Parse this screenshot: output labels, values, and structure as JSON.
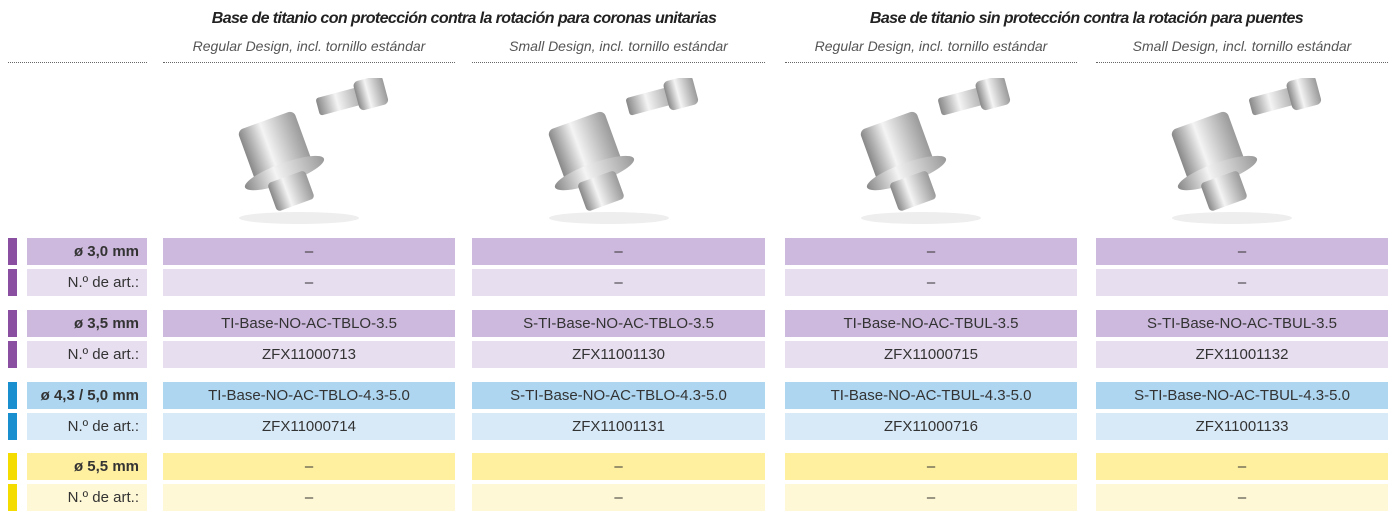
{
  "header": {
    "groups": [
      {
        "title": "Base de titanio con protección contra la rotación para coronas unitarias",
        "columns": [
          "Regular Design, incl. tornillo estándar",
          "Small Design, incl. tornillo estándar"
        ]
      },
      {
        "title": "Base de titanio sin protección contra la rotación para puentes",
        "columns": [
          "Regular Design, incl. tornillo estándar",
          "Small Design, incl. tornillo estándar"
        ]
      }
    ]
  },
  "table": {
    "rows": [
      {
        "label": "ø 3,0 mm",
        "cells": [
          "–",
          "–",
          "–",
          "–"
        ]
      },
      {
        "label": "N.º de art.:",
        "cells": [
          "–",
          "–",
          "–",
          "–"
        ]
      },
      {
        "label": "ø 3,5 mm",
        "cells": [
          "TI-Base-NO-AC-TBLO-3.5",
          "S-TI-Base-NO-AC-TBLO-3.5",
          "TI-Base-NO-AC-TBUL-3.5",
          "S-TI-Base-NO-AC-TBUL-3.5"
        ]
      },
      {
        "label": "N.º de art.:",
        "cells": [
          "ZFX11000713",
          "ZFX11001130",
          "ZFX11000715",
          "ZFX11001132"
        ]
      },
      {
        "label": "ø 4,3 / 5,0 mm",
        "cells": [
          "TI-Base-NO-AC-TBLO-4.3-5.0",
          "S-TI-Base-NO-AC-TBLO-4.3-5.0",
          "TI-Base-NO-AC-TBUL-4.3-5.0",
          "S-TI-Base-NO-AC-TBUL-4.3-5.0"
        ]
      },
      {
        "label": "N.º de art.:",
        "cells": [
          "ZFX11000714",
          "ZFX11001131",
          "ZFX11000716",
          "ZFX11001133"
        ]
      },
      {
        "label": "ø 5,5 mm",
        "cells": [
          "–",
          "–",
          "–",
          "–"
        ]
      },
      {
        "label": "N.º de art.:",
        "cells": [
          "–",
          "–",
          "–",
          "–"
        ]
      }
    ]
  }
}
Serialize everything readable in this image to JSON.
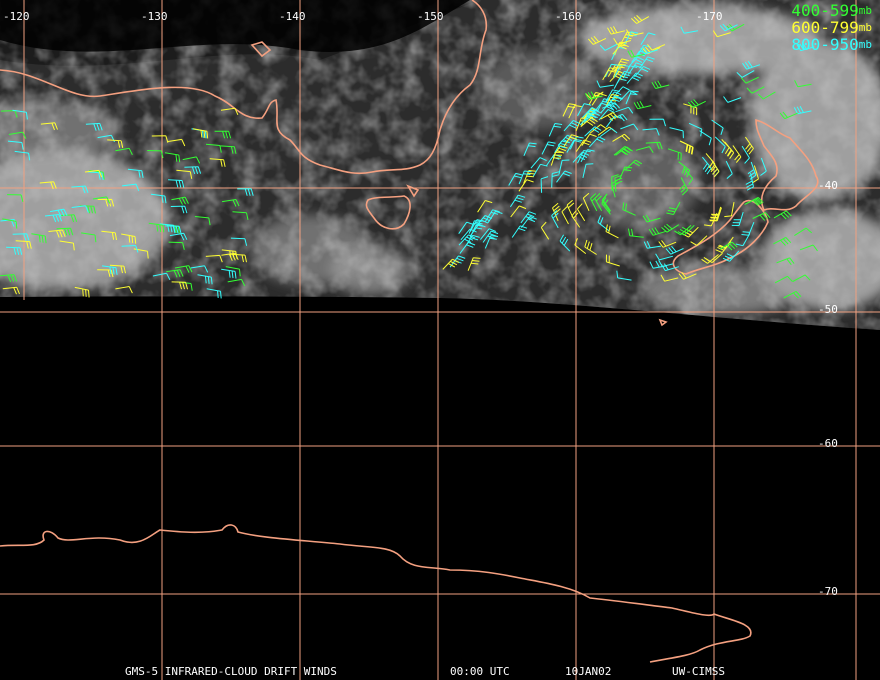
{
  "longitude_labels": [
    "-120",
    "-130",
    "-140",
    "-150",
    "-160",
    "-170"
  ],
  "latitude_labels": [
    "-40",
    "-50",
    "-60",
    "-70"
  ],
  "legend": [
    {
      "range": "400-599",
      "unit": "mb"
    },
    {
      "range": "600-799",
      "unit": "mb"
    },
    {
      "range": "800-950",
      "unit": "mb"
    }
  ],
  "footer": {
    "product": "GMS-5 INFRARED-CLOUD DRIFT WINDS",
    "time": "00:00 UTC",
    "date": "10JAN02",
    "source": "UW-CIMSS"
  }
}
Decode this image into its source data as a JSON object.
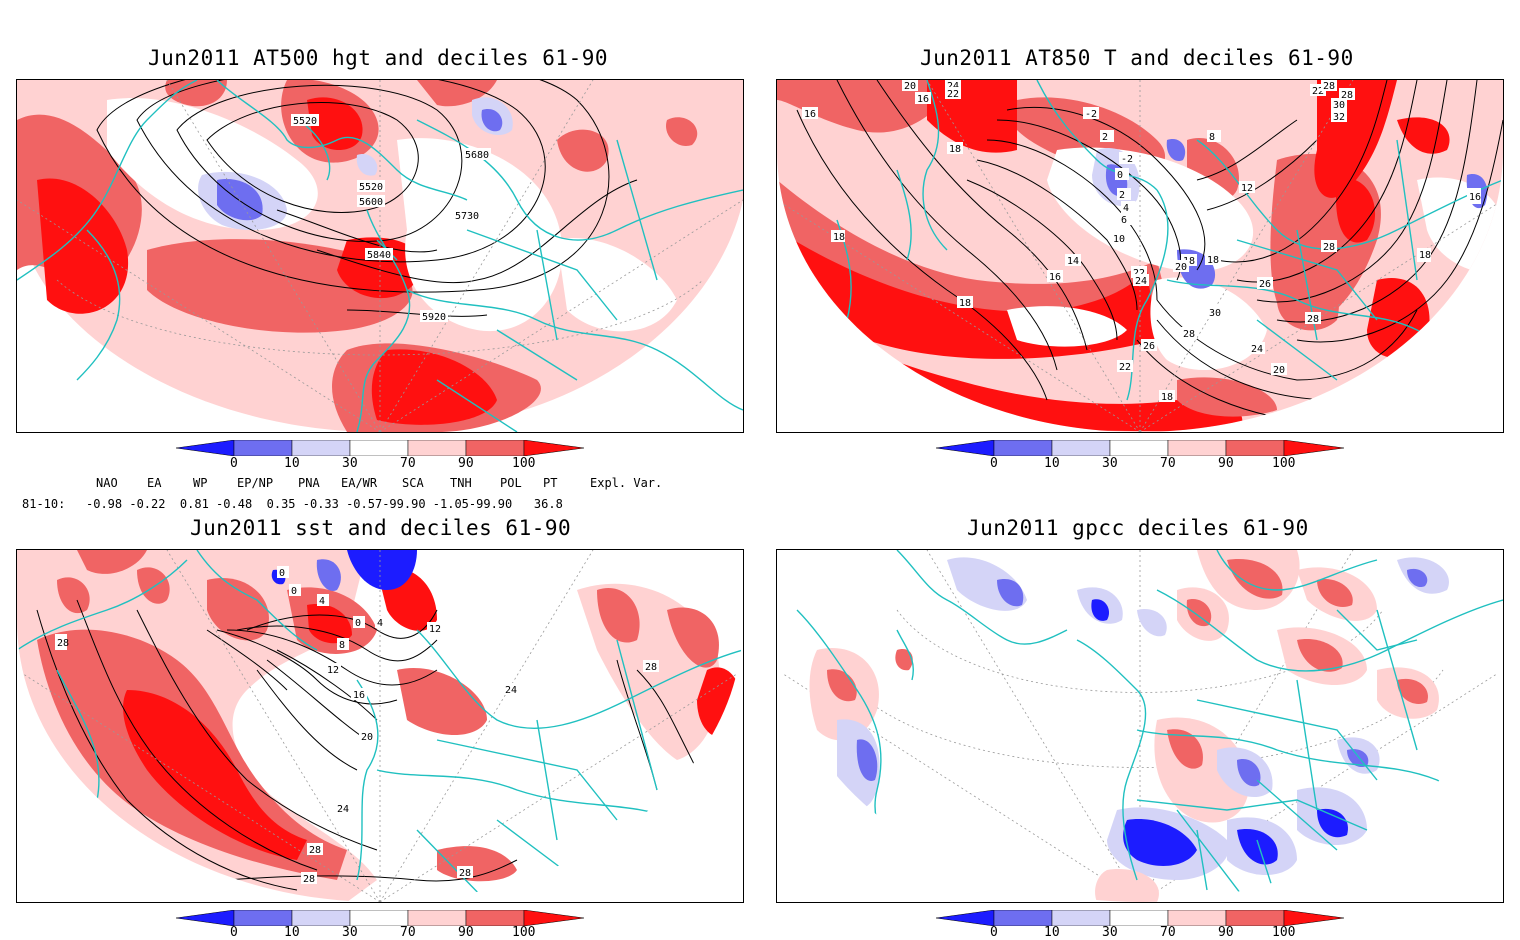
{
  "titles": {
    "p1": "Jun2011 AT500 hgt and deciles 61-90",
    "p2": "Jun2011 AT850 T and deciles 61-90",
    "p3": "Jun2011 sst and deciles 61-90",
    "p4": "Jun2011 gpcc deciles 61-90"
  },
  "colorbar": {
    "labels": [
      "0",
      "10",
      "30",
      "70",
      "90",
      "100"
    ],
    "colors": [
      "#1c1cff",
      "#6e6ef0",
      "#d4d4f7",
      "#ffffff",
      "#ffd2d2",
      "#f06464",
      "#ff1010"
    ]
  },
  "indices": {
    "names": [
      "NAO",
      "EA",
      "WP",
      "EP/NP",
      "PNA",
      "EA/WR",
      "SCA",
      "TNH",
      "POL",
      "PT",
      "Expl. Var."
    ],
    "period": "81-10:",
    "values": "-0.98 -0.22  0.81 -0.48  0.35 -0.33 -0.57-99.90 -1.05-99.90   36.8"
  },
  "contour_labels": {
    "p1": [
      "5520",
      "5520",
      "5600",
      "5680",
      "5730",
      "5840",
      "5920"
    ],
    "p2": [
      "16",
      "20",
      "16",
      "18",
      "24",
      "22",
      "-2",
      "2",
      "-2",
      "0",
      "2",
      "4",
      "6",
      "8",
      "10",
      "12",
      "14",
      "16",
      "18",
      "18",
      "18",
      "20",
      "22",
      "24",
      "26",
      "28",
      "30",
      "28",
      "26",
      "24",
      "22",
      "20",
      "18",
      "18",
      "22",
      "28",
      "30",
      "32",
      "28",
      "28",
      "16",
      "18"
    ],
    "p3": [
      "28",
      "0",
      "0",
      "0",
      "4",
      "4",
      "8",
      "12",
      "12",
      "16",
      "20",
      "24",
      "24",
      "28",
      "28",
      "28",
      "28"
    ]
  }
}
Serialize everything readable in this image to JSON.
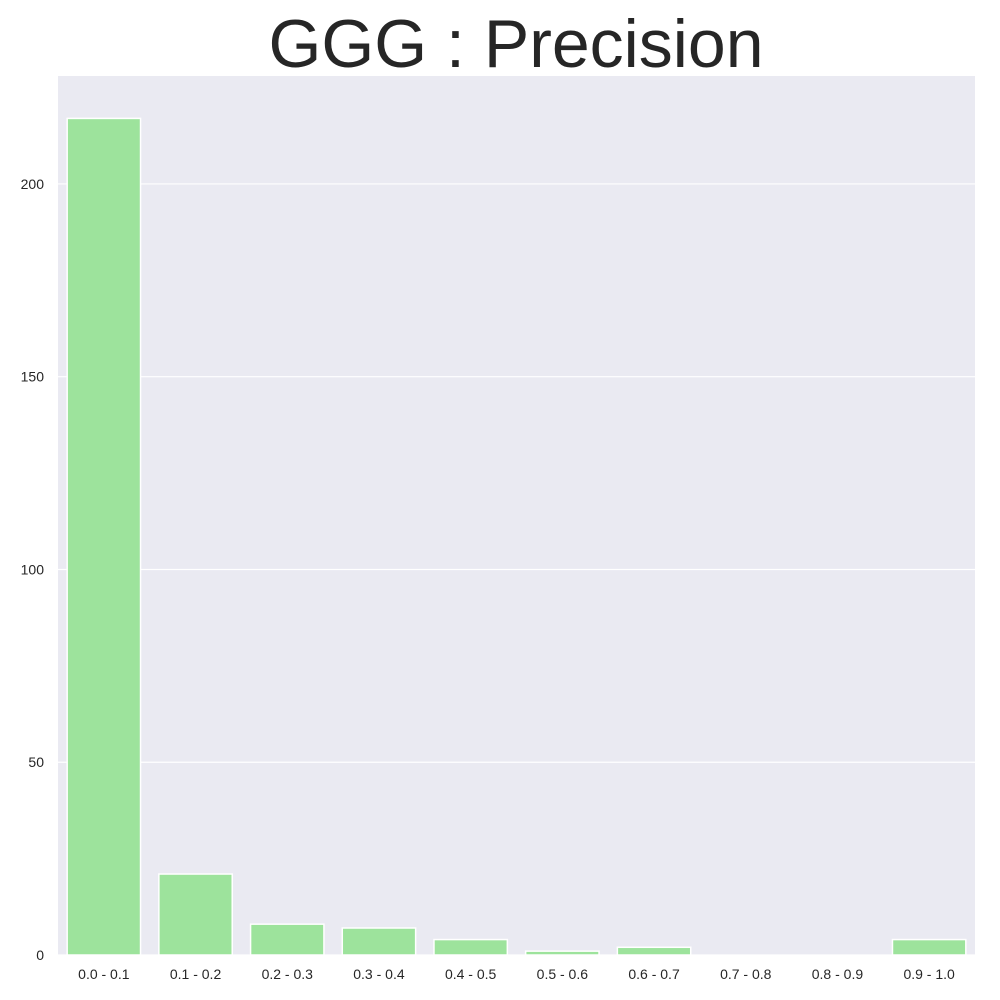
{
  "chart_data": {
    "type": "bar",
    "title": "GGG : Precision",
    "xlabel": "",
    "ylabel": "",
    "categories": [
      "0.0 - 0.1",
      "0.1 - 0.2",
      "0.2 - 0.3",
      "0.3 - 0.4",
      "0.4 - 0.5",
      "0.5 - 0.6",
      "0.6 - 0.7",
      "0.7 - 0.8",
      "0.8 - 0.9",
      "0.9 - 1.0"
    ],
    "values": [
      217,
      21,
      8,
      7,
      4,
      1,
      2,
      0,
      0,
      4
    ],
    "ylim": [
      0,
      228
    ],
    "yticks": [
      0,
      50,
      100,
      150,
      200
    ],
    "grid": true,
    "legend": "none",
    "colors": {
      "bar": "#9de39c",
      "plot_background": "#eaeaf2",
      "grid": "#ffffff"
    }
  }
}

○ ○ ○ ○

▶ GIVEN INSTRUCTION: All of the data above should be quoted exactly, except for the pictures.

▶ SOLUTION TO THIS TASK:
Parse this screenshot: output labels, values, and structure as JSON.
{
  "header": {
    "groups": [
      {
        "title": "Base de titanio con protección contra la rotación para coronas unitarias",
        "columns": [
          "Regular Design, incl. tornillo estándar",
          "Small Design, incl. tornillo estándar"
        ]
      },
      {
        "title": "Base de titanio sin protección contra la rotación para puentes",
        "columns": [
          "Regular Design, incl. tornillo estándar",
          "Small Design, incl. tornillo estándar"
        ]
      }
    ]
  },
  "table": {
    "rows": [
      {
        "label": "ø 3,0 mm",
        "cells": [
          "–",
          "–",
          "–",
          "–"
        ]
      },
      {
        "label": "N.º de art.:",
        "cells": [
          "–",
          "–",
          "–",
          "–"
        ]
      },
      {
        "label": "ø 3,5 mm",
        "cells": [
          "TI-Base-NO-AC-TBLO-3.5",
          "S-TI-Base-NO-AC-TBLO-3.5",
          "TI-Base-NO-AC-TBUL-3.5",
          "S-TI-Base-NO-AC-TBUL-3.5"
        ]
      },
      {
        "label": "N.º de art.:",
        "cells": [
          "ZFX11000713",
          "ZFX11001130",
          "ZFX11000715",
          "ZFX11001132"
        ]
      },
      {
        "label": "ø 4,3 / 5,0 mm",
        "cells": [
          "TI-Base-NO-AC-TBLO-4.3-5.0",
          "S-TI-Base-NO-AC-TBLO-4.3-5.0",
          "TI-Base-NO-AC-TBUL-4.3-5.0",
          "S-TI-Base-NO-AC-TBUL-4.3-5.0"
        ]
      },
      {
        "label": "N.º de art.:",
        "cells": [
          "ZFX11000714",
          "ZFX11001131",
          "ZFX11000716",
          "ZFX11001133"
        ]
      },
      {
        "label": "ø 5,5 mm",
        "cells": [
          "–",
          "–",
          "–",
          "–"
        ]
      },
      {
        "label": "N.º de art.:",
        "cells": [
          "–",
          "–",
          "–",
          "–"
        ]
      }
    ]
  }
}
Serialize everything readable in this image to JSON.
{
  "longitude_labels": [
    "-120",
    "-130",
    "-140",
    "-150",
    "-160",
    "-170"
  ],
  "latitude_labels": [
    "-40",
    "-50",
    "-60",
    "-70"
  ],
  "legend": [
    {
      "range": "400-599",
      "unit": "mb"
    },
    {
      "range": "600-799",
      "unit": "mb"
    },
    {
      "range": "800-950",
      "unit": "mb"
    }
  ],
  "footer": {
    "product": "GMS-5 INFRARED-CLOUD DRIFT WINDS",
    "time": "00:00 UTC",
    "date": "10JAN02",
    "source": "UW-CIMSS"
  }
}
Decode this image into its source data as a JSON object.
{
  "titles": {
    "p1": "Jun2011 AT500 hgt and deciles 61-90",
    "p2": "Jun2011 AT850 T and deciles 61-90",
    "p3": "Jun2011 sst and deciles 61-90",
    "p4": "Jun2011 gpcc deciles 61-90"
  },
  "colorbar": {
    "labels": [
      "0",
      "10",
      "30",
      "70",
      "90",
      "100"
    ],
    "colors": [
      "#1c1cff",
      "#6e6ef0",
      "#d4d4f7",
      "#ffffff",
      "#ffd2d2",
      "#f06464",
      "#ff1010"
    ]
  },
  "indices": {
    "names": [
      "NAO",
      "EA",
      "WP",
      "EP/NP",
      "PNA",
      "EA/WR",
      "SCA",
      "TNH",
      "POL",
      "PT",
      "Expl. Var."
    ],
    "period": "81-10:",
    "values": "-0.98 -0.22  0.81 -0.48  0.35 -0.33 -0.57-99.90 -1.05-99.90   36.8"
  },
  "contour_labels": {
    "p1": [
      "5520",
      "5520",
      "5600",
      "5680",
      "5730",
      "5840",
      "5920"
    ],
    "p2": [
      "16",
      "20",
      "16",
      "18",
      "24",
      "22",
      "-2",
      "2",
      "-2",
      "0",
      "2",
      "4",
      "6",
      "8",
      "10",
      "12",
      "14",
      "16",
      "18",
      "18",
      "18",
      "20",
      "22",
      "24",
      "26",
      "28",
      "30",
      "28",
      "26",
      "24",
      "22",
      "20",
      "18",
      "18",
      "22",
      "28",
      "30",
      "32",
      "28",
      "28",
      "16",
      "18"
    ],
    "p3": [
      "28",
      "0",
      "0",
      "0",
      "4",
      "4",
      "8",
      "12",
      "12",
      "16",
      "20",
      "24",
      "24",
      "28",
      "28",
      "28",
      "28"
    ]
  }
}
Serialize everything readable in this image to JSON.
{
  "chart_data": {
    "type": "bar",
    "title": "GGG : Precision",
    "xlabel": "",
    "ylabel": "",
    "categories": [
      "0.0 - 0.1",
      "0.1 - 0.2",
      "0.2 - 0.3",
      "0.3 - 0.4",
      "0.4 - 0.5",
      "0.5 - 0.6",
      "0.6 - 0.7",
      "0.7 - 0.8",
      "0.8 - 0.9",
      "0.9 - 1.0"
    ],
    "values": [
      217,
      21,
      8,
      7,
      4,
      1,
      2,
      0,
      0,
      4
    ],
    "ylim": [
      0,
      228
    ],
    "yticks": [
      0,
      50,
      100,
      150,
      200
    ],
    "grid": true,
    "legend": "none",
    "colors": {
      "bar": "#9de39c",
      "plot_background": "#eaeaf2",
      "grid": "#ffffff"
    }
  }
}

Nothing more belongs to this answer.